> GIVEN PROBLEM:
Could you retype, unchanged, the lines from the one containing "rating-bar [390,168,598,188]" up to and including the one containing "rating-value: 强于大市 [508,173,557,187]"?

> DATA FOR THIS TASK:
==============================

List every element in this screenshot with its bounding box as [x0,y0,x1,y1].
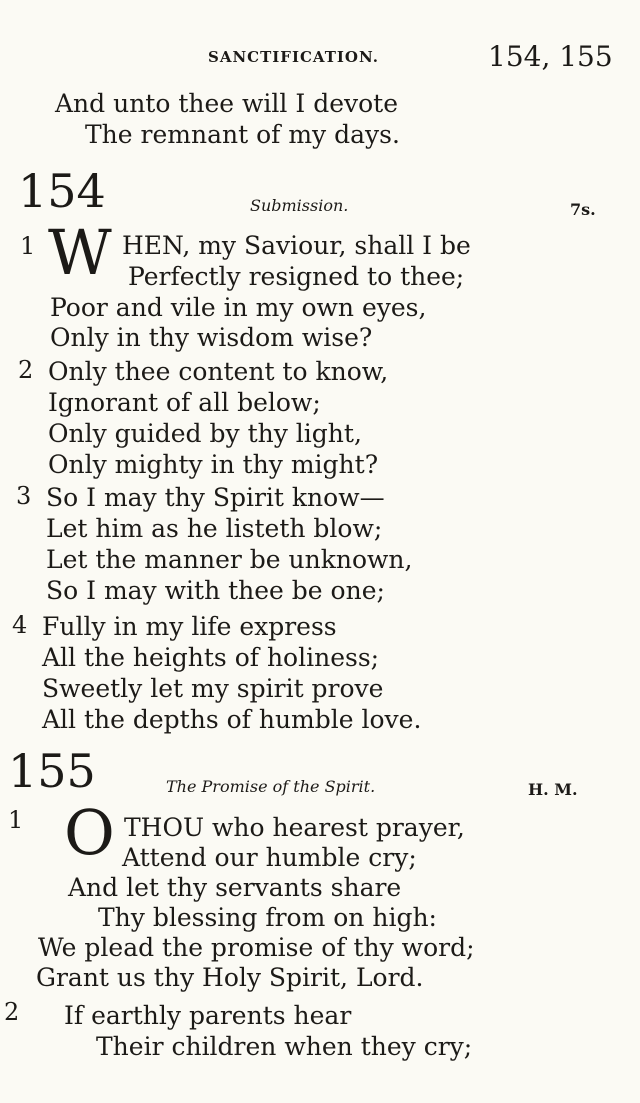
verse-line: So I may thy Spirit know— [46,483,385,512]
verse-line: Only thee content to know, [48,357,389,386]
hymn-154-subtitle: Submission. [250,196,349,215]
previous-hymn-line-2: The remnant of my days. [85,120,400,149]
verse-line: Poor and vile in my own eyes, [50,293,427,322]
verse-line: Attend our humble cry; [122,843,417,872]
hymn-155-subtitle: The Promise of the Spirit. [166,777,376,796]
verse-line: Let him as he listeth blow; [46,514,383,543]
verse-line: So I may with thee be one; [46,576,385,605]
verse-line: THOU who hearest prayer, [124,813,465,842]
running-header-hymn-numbers: 154, 155 [488,40,613,73]
stanza-number: 3 [16,482,32,510]
verse-line: Grant us thy Holy Spirit, Lord. [36,963,424,992]
verse-line: HEN, my Saviour, shall I be [122,231,471,260]
hymn-155-meter: H. M. [528,780,578,799]
verse-line: Sweetly let my spirit prove [42,674,384,703]
verse-line: Only mighty in thy might? [48,450,379,479]
verse-line: Only in thy wisdom wise? [50,323,373,352]
verse-line: Ignorant of all below; [48,388,321,417]
stanza-number: 1 [8,806,24,834]
verse-line: If earthly parents hear [64,1001,352,1030]
verse-line: Only guided by thy light, [48,419,362,448]
stanza-number: 2 [18,356,34,384]
hymn-154-meter: 7s. [570,200,596,219]
verse-line: And let thy servants share [68,873,402,902]
drop-cap: O [64,796,115,869]
running-header-title: SANCTIFICATION. [208,48,379,66]
verse-line: Their children when they cry; [96,1032,473,1061]
stanza-number: 2 [4,998,20,1026]
previous-hymn-line-1: And unto thee will I devote [55,89,399,118]
stanza-number: 4 [12,611,28,639]
hymn-154-number: 154 [18,164,106,218]
verse-line: Perfectly resigned to thee; [128,262,465,291]
drop-cap: W [48,216,112,289]
verse-line: We plead the promise of thy word; [38,933,475,962]
hymn-155-number: 155 [8,744,96,798]
verse-line: Fully in my life express [42,612,337,641]
verse-line: All the depths of humble love. [42,705,422,734]
stanza-number: 1 [20,232,36,260]
verse-line: Let the manner be unknown, [46,545,413,574]
verse-line: All the heights of holiness; [42,643,380,672]
verse-line: Thy blessing from on high: [98,903,437,932]
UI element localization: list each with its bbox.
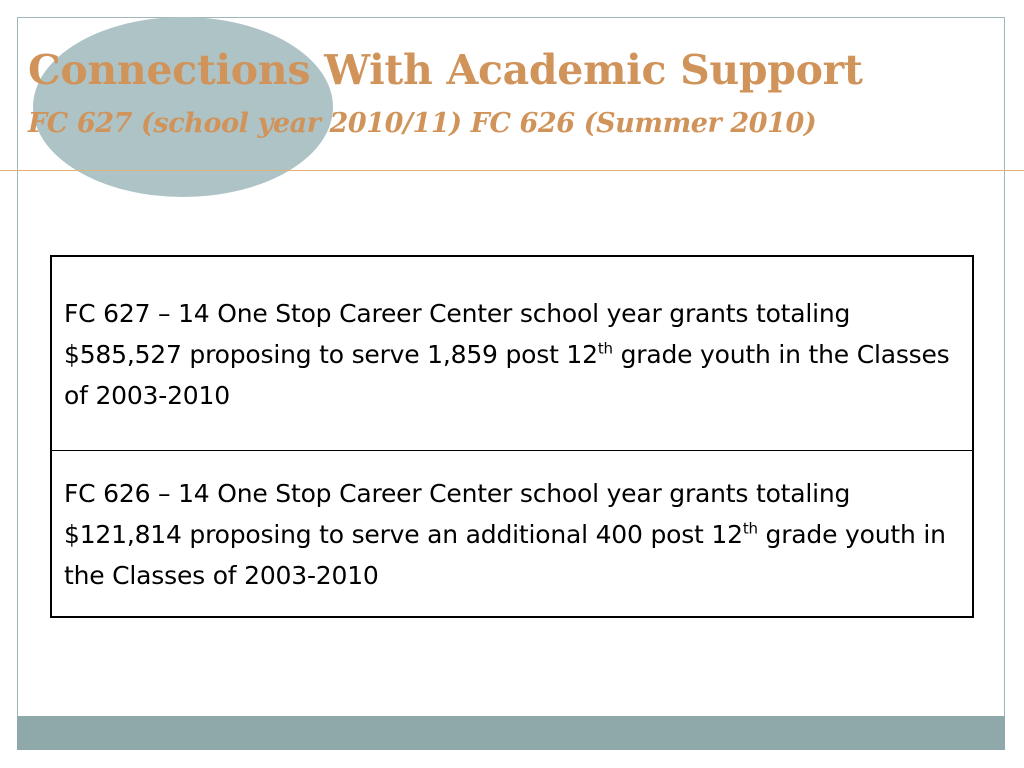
cell-text: grade youth in the Classes of 2003-2010 xyxy=(64,520,946,590)
slide-subtitle: FC 627 (school year 2010/11) FC 626 (Summer 2010) xyxy=(28,108,817,139)
cell-superscript: th xyxy=(742,519,758,538)
table-row xyxy=(51,256,973,451)
cell-text: FC 626 – 14 One Stop Career Center school year grants totaling $121,814 proposing to serve an additional 400 post 12 xyxy=(64,479,851,549)
footer-bar xyxy=(17,716,1005,750)
cell-text: grade youth in the Classes of 2003-2010 xyxy=(64,340,950,410)
slide-title: Connections With Academic Support xyxy=(28,46,863,94)
cell-text: FC 627 – 14 One Stop Career Center school year grants totaling $585,527 proposing to serve 1,859 post 12 xyxy=(64,299,851,369)
cell-superscript: th xyxy=(597,339,613,358)
grants-table xyxy=(50,255,974,618)
table-cell-fc627 xyxy=(51,256,973,451)
table-row xyxy=(51,451,973,618)
table-cell-fc626 xyxy=(51,451,973,618)
title-divider xyxy=(0,170,1024,171)
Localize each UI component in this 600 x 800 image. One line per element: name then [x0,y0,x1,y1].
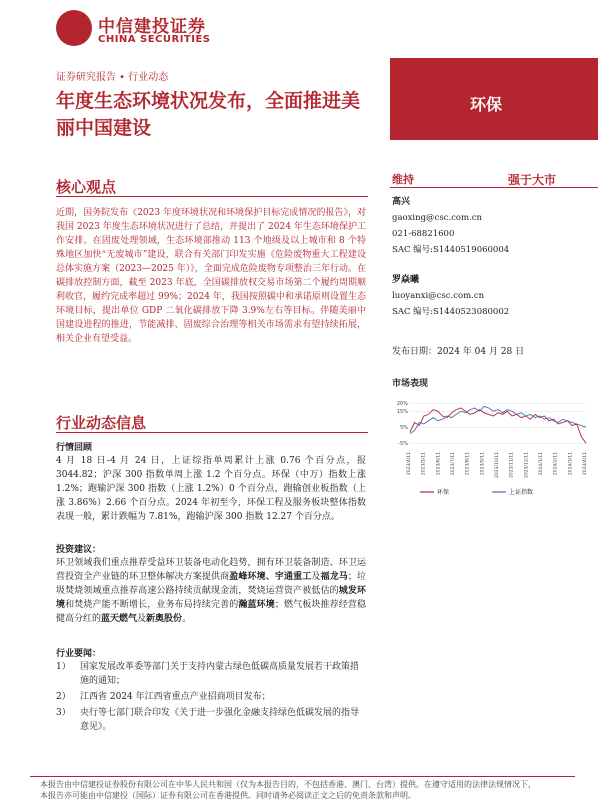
rating-bar [390,168,598,188]
analyst-card [392,194,509,258]
analyst-name: 高兴 [392,197,411,207]
news-item: 2） 江西省 2024 年江西省重点产业招商项目发布； [56,692,271,702]
publish-date: 发布日期：2024 年 04 月 28 日 [392,347,525,357]
x-tick-label: 2023/8/11 [465,452,471,476]
company-highlight: 瀚蓝环境 [238,600,275,610]
industry-dynamics-heading: 行业动态信息 [56,414,147,432]
core-view-heading: 核心观点 [56,178,117,196]
x-tick-label: 2023/10/11 [495,452,500,478]
company-highlight: 蓝天燃气 [101,614,138,624]
y-tick-label: 20% [396,401,408,408]
company-highlight: 新奥股份 [146,614,183,624]
market-performance-title: 市场表现 [392,379,429,389]
company-highlight: 福龙马 [320,572,348,582]
legend-label: 上证指数 [509,489,534,496]
report-title: 年度生态环境状况发布，全面推进美丽中国建设 [56,90,361,139]
analyst-email[interactable]: gaoxing@csc.com.cn [392,213,483,223]
market-review-title: 行情回顾 [56,443,93,453]
x-tick-label: 2024/1/11 [539,452,544,476]
logo-chinese-name: 中信建投证券 [98,17,206,37]
rating-value: 强于大市 [508,173,557,187]
investment-advice-text: 环卫领域我们重点推荐受益环卫装备电动化趋势，拥有环卫装备制造、环卫运营投资全产业链的环卫整体解决方案提供商盈峰环境、宇通重工及福龙马；垃圾焚烧领域重点推荐高速公路持续贡献现金流，焚烧运营资产被低估的城发环境和焚烧产能不断增长，业务布局持续完善的瀚蓝环境；燃气板块推荐经营稳健高分红的蓝天燃气及新奥股份。 [56,558,366,624]
logo-emblem-icon [56,10,92,46]
y-tick-label: -5% [398,441,408,448]
company-logo [56,10,226,50]
analyst-sac: SAC 编号:S1440519060004 [392,245,510,255]
x-tick-label: 2024/2/11 [553,452,559,476]
market-review-text: 4 月 18 日-4 月 24 日，上证综指单周累计上涨 0.76 个百分点，报 3044.82；沪深 300 指数单周上涨 1.2 个百分点。环保（中万）指数上涨 1.2%；跑输沪深 300 指数（上涨 1.2%）0 个百分点，跑输创业板指数（上涨 3.86%）2.66 个百分点。2024 年初至今，环保工程及服务板块整体指数表现一般，累计跌幅为 7.81%，跑输沪深 300 指数 12.27 个百分点。 [56,456,366,522]
company-highlight: 盈峰环境、宇通重工 [229,572,312,582]
x-tick-label: 2023/6/11 [436,452,442,476]
breadcrumb: 证券研究报告 • 行业动态 [56,72,169,83]
analyst-name: 罗焱曦 [392,275,420,285]
series-line [410,408,586,443]
analyst-sac: SAC 编号:S1440523080002 [392,307,510,317]
news-item: 3） 央行等七部门联合印发《关于进一步强化金融支持绿色低碳发展的指导意见》。 [56,708,360,732]
x-tick-label: 2023/11/11 [509,452,515,478]
x-tick-label: 2023/9/11 [480,452,486,476]
disclaimer-footer: 本报告由中信建投证券股份有限公司在中华人民共和国（仅为本报告目的，不包括香港、澳门、台湾）提供。在遵守适用的法律法规情况下， 本报告亦可能由中信建投（国际）证券有限公司在香港提供。同时请务必阅读正文之后的免责条款和声明。 [40,780,536,800]
investment-advice-title: 投资建议： [56,545,102,555]
y-tick-label: 5% [400,425,408,432]
core-view-divider [56,196,368,197]
news-item: 1） 国家发展改革委等部门关于支持内蒙古绿色低碳高质量发展若干政策措施的通知； [56,662,360,686]
logo-english-name: CHINA SECURITIES [98,34,211,45]
industry-dynamics-divider [56,432,368,433]
x-tick-label: 2024/3/11 [568,452,574,476]
x-tick-label: 2023/7/11 [451,452,456,476]
x-tick-label: 2024/4/11 [583,452,588,476]
footer-divider [30,776,575,777]
x-tick-label: 2023/12/11 [524,452,530,478]
y-tick-label: 15% [396,409,408,416]
company-highlight: 城发环境 [56,586,366,610]
rating-action: 维持 [392,173,414,186]
industry-news-title: 行业要闻： [56,649,102,659]
core-view-text: 近期，国务院发布《2023 年度环境状况和环境保护目标完成情况的报告》，对我国 2023 年度生态环境状况进行了总结，并提出了 2024 年生态环境保护工作安排。在固废处理领域，生态环境部推动 113 个地级及以上城市和 8 个特殊地区加快“无废城市”建设，联合有关部门印发实施《危险废物重大工程建设总体实施方案（2023—2025 年）》，全面完成危险废物专项整治三年行动。在碳排放控制方面，截至 2023 年底，全国碳排放权交易市场第二个履约周期顺利收官，履约完成率超过 99%；2024 年，我国按照碳中和承诺原则设置生态环境目标，提出单位 GDP 二氧化碳排放下降 3.9%左右等目标。伴随美丽中国建设进程的推进，节能减排、固废综合治理等相关市场需求有望持续拓展，相关企业有望受益。 [56,208,366,344]
analyst-card [392,272,509,320]
market-performance-chart [390,394,590,504]
analyst-email[interactable]: luoyanxi@csc.com.cn [392,291,485,301]
x-tick-label: 2023/5/11 [421,452,427,476]
legend-label: 环保 [437,489,450,496]
analyst-phone: 021-68821600 [392,229,455,239]
industry-label: 环保 [470,95,503,114]
x-tick-label: 2023/4/11 [407,452,412,476]
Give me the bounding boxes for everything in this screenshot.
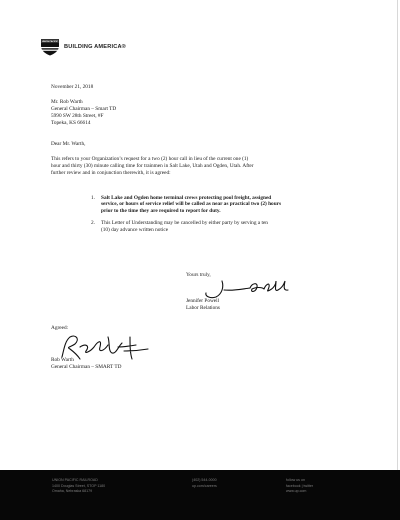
- list-item: [91, 220, 351, 233]
- list-line: (10) day advance written notice: [101, 226, 169, 233]
- list-item: [91, 195, 351, 214]
- footer-line: follow us on: [286, 478, 305, 482]
- body-paragraph: [51, 156, 351, 177]
- footer-address: [52, 478, 105, 495]
- list-line: prior to the time they are required to report for duty.: [101, 207, 221, 214]
- footer-contact: [192, 478, 217, 489]
- recipient-street: 5990 SW 28th Street, #F: [51, 113, 104, 119]
- body-line: hour and thirty (30) minute calling time for trainmen in Salt Lake, Utah and Ogden, Utah. After: [51, 163, 254, 169]
- recipient-city: Topeka, KS 66614: [51, 120, 91, 126]
- list-line: service, or hours of service relief will be called as near as practical two (2) hours: [101, 201, 282, 208]
- shield-text: UNION PACIFIC: [41, 41, 59, 43]
- brand-tagline: BUILDING AMERICA®: [64, 44, 127, 50]
- footer-line: up.com/careers: [192, 483, 217, 488]
- list-item-number: 2.: [91, 220, 95, 227]
- union-pacific-shield-icon: [40, 38, 60, 56]
- counter-signer-block: [51, 357, 121, 371]
- list-item-number: 1.: [91, 195, 95, 201]
- counter-signer-name: Rob Warth: [51, 357, 74, 363]
- list-line: This Letter of Understanding may be cancelled by either party by serving a ten: [101, 220, 268, 227]
- counter-signer-title: General Chairman – SMART TD: [51, 364, 122, 370]
- list-line: Salt Lake and Ogden home terminal crews protecting pool freight, assigned: [101, 195, 272, 201]
- footer-social: [286, 478, 313, 495]
- recipient-address: [51, 99, 116, 127]
- letter-date: November 21, 2018: [51, 84, 94, 90]
- closing: Yours truly,: [186, 272, 211, 278]
- agreed-label: Agreed:: [51, 325, 69, 331]
- recipient-title: General Chairman – Smart TD: [51, 106, 117, 112]
- letter-footer: [0, 470, 400, 520]
- footer-line: (402) 544-0000: [192, 478, 217, 482]
- list-item-text: [101, 195, 351, 214]
- body-line: further review and in conjunction therewith, it is agreed:: [51, 170, 171, 176]
- agreement-list: [91, 195, 351, 239]
- footer-line: UNION PACIFIC RAILROAD: [52, 478, 98, 482]
- body-line: This refers to your Organization’s request for a two (2) hour call in lieu of the current one (1): [51, 156, 249, 162]
- signer-name: Jennifer Powell: [186, 298, 220, 304]
- footer-line: 1400 Douglas Street, STOP 1180: [52, 483, 106, 488]
- recipient-name: Mr. Rob Warth: [51, 99, 83, 105]
- letterhead: [40, 38, 126, 56]
- signer-block: [186, 298, 220, 312]
- signer-dept: Labor Relations: [186, 305, 220, 311]
- footer-line: facebook | twitter: [286, 483, 314, 488]
- page-edge-rule: [397, 0, 398, 470]
- salutation: Dear Mr. Warth,: [51, 141, 86, 147]
- list-item-text: [101, 220, 351, 233]
- footer-line: Omaha, Nebraska 68179: [52, 489, 93, 493]
- footer-line: www.up.com: [286, 489, 307, 493]
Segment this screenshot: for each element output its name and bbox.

==============================

> CORRECT RESPONSE:
rating-bar [390,168,598,188]
analyst-card [392,194,509,258]
analyst-name: 高兴 [392,197,411,207]
news-item: 2） 江西省 2024 年江西省重点产业招商项目发布； [56,692,271,702]
publish-date: 发布日期：2024 年 04 月 28 日 [392,347,525,357]
x-tick-label: 2023/8/11 [465,452,471,476]
company-highlight: 瀚蓝环境 [238,600,275,610]
industry-dynamics-heading: 行业动态信息 [56,414,147,432]
core-view-heading: 核心观点 [56,178,117,196]
x-tick-label: 2023/10/11 [495,452,500,478]
company-highlight: 蓝天燃气 [101,614,138,624]
y-tick-label: 20% [396,401,408,408]
company-highlight: 新奥股份 [146,614,183,624]
market-performance-title: 市场表现 [392,379,429,389]
company-highlight: 福龙马 [320,572,348,582]
legend-label: 上证指数 [509,489,534,496]
report-title: 年度生态环境状况发布，全面推进美丽中国建设 [56,90,361,139]
analyst-email[interactable]: gaoxing@csc.com.cn [392,213,483,223]
market-review-title: 行情回顾 [56,443,93,453]
x-tick-label: 2024/1/11 [539,452,544,476]
logo-chinese-name: 中信建投证券 [98,17,206,37]
rating-value: 强于大市 [508,173,557,187]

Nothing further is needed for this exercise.